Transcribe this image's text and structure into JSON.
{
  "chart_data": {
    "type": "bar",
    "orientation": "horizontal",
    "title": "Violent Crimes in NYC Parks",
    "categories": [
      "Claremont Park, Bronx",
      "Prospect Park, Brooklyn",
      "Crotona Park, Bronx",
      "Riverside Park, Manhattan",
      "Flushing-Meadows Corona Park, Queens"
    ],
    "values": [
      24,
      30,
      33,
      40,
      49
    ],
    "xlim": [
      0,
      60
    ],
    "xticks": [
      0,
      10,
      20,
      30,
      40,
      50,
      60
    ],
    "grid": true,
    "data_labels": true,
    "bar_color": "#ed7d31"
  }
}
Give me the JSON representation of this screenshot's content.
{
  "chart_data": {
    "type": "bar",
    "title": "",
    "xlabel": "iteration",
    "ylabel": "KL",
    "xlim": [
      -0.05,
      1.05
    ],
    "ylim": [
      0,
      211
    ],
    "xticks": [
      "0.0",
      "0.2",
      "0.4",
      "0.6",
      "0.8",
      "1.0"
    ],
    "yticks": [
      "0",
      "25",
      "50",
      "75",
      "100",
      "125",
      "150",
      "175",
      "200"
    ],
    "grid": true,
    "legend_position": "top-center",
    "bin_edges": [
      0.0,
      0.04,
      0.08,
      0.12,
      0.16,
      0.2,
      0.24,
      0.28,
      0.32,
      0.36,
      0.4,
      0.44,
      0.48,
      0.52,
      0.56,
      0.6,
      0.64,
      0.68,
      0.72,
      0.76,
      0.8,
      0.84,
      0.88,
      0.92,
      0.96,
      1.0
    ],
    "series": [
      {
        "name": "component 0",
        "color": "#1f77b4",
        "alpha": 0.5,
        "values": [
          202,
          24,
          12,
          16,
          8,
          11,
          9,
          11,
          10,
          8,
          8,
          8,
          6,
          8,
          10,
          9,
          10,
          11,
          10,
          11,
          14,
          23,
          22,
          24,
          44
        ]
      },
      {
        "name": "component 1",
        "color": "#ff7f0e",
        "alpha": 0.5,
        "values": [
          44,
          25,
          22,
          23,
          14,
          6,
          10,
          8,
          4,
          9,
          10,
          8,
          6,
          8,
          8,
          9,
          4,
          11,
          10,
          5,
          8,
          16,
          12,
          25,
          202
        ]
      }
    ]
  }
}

§ §

#### [Problem to work on]
What needs duplicating is the run of lines from the one containing "Give me the" through the last line of the entries above, exact and complete.

#### [Task solution]
Give me the JSON representation of this screenshot's content.
{
  "chart_data": {
    "type": "bar",
    "title": "",
    "xlabel": "iteration",
    "ylabel": "KL",
    "xlim": [
      -0.05,
      1.05
    ],
    "ylim": [
      0,
      211
    ],
    "xticks": [
      "0.0",
      "0.2",
      "0.4",
      "0.6",
      "0.8",
      "1.0"
    ],
    "yticks": [
      "0",
      "25",
      "50",
      "75",
      "100",
      "125",
      "150",
      "175",
      "200"
    ],
    "grid": true,
    "legend_position": "top-center",
    "bin_edges": [
      0.0,
      0.04,
      0.08,
      0.12,
      0.16,
      0.2,
      0.24,
      0.28,
      0.32,
      0.36,
      0.4,
      0.44,
      0.48,
      0.52,
      0.56,
      0.6,
      0.64,
      0.68,
      0.72,
      0.76,
      0.8,
      0.84,
      0.88,
      0.92,
      0.96,
      1.0
    ],
    "series": [
      {
        "name": "component 0",
        "color": "#1f77b4",
        "alpha": 0.5,
        "values": [
          202,
          24,
          12,
          16,
          8,
          11,
          9,
          11,
          10,
          8,
          8,
          8,
          6,
          8,
          10,
          9,
          10,
          11,
          10,
          11,
          14,
          23,
          22,
          24,
          44
        ]
      },
      {
        "name": "component 1",
        "color": "#ff7f0e",
        "alpha": 0.5,
        "values": [
          44,
          25,
          22,
          23,
          14,
          6,
          10,
          8,
          4,
          9,
          10,
          8,
          6,
          8,
          8,
          9,
          4,
          11,
          10,
          5,
          8,
          16,
          12,
          25,
          202
        ]
      }
    ]
  }
}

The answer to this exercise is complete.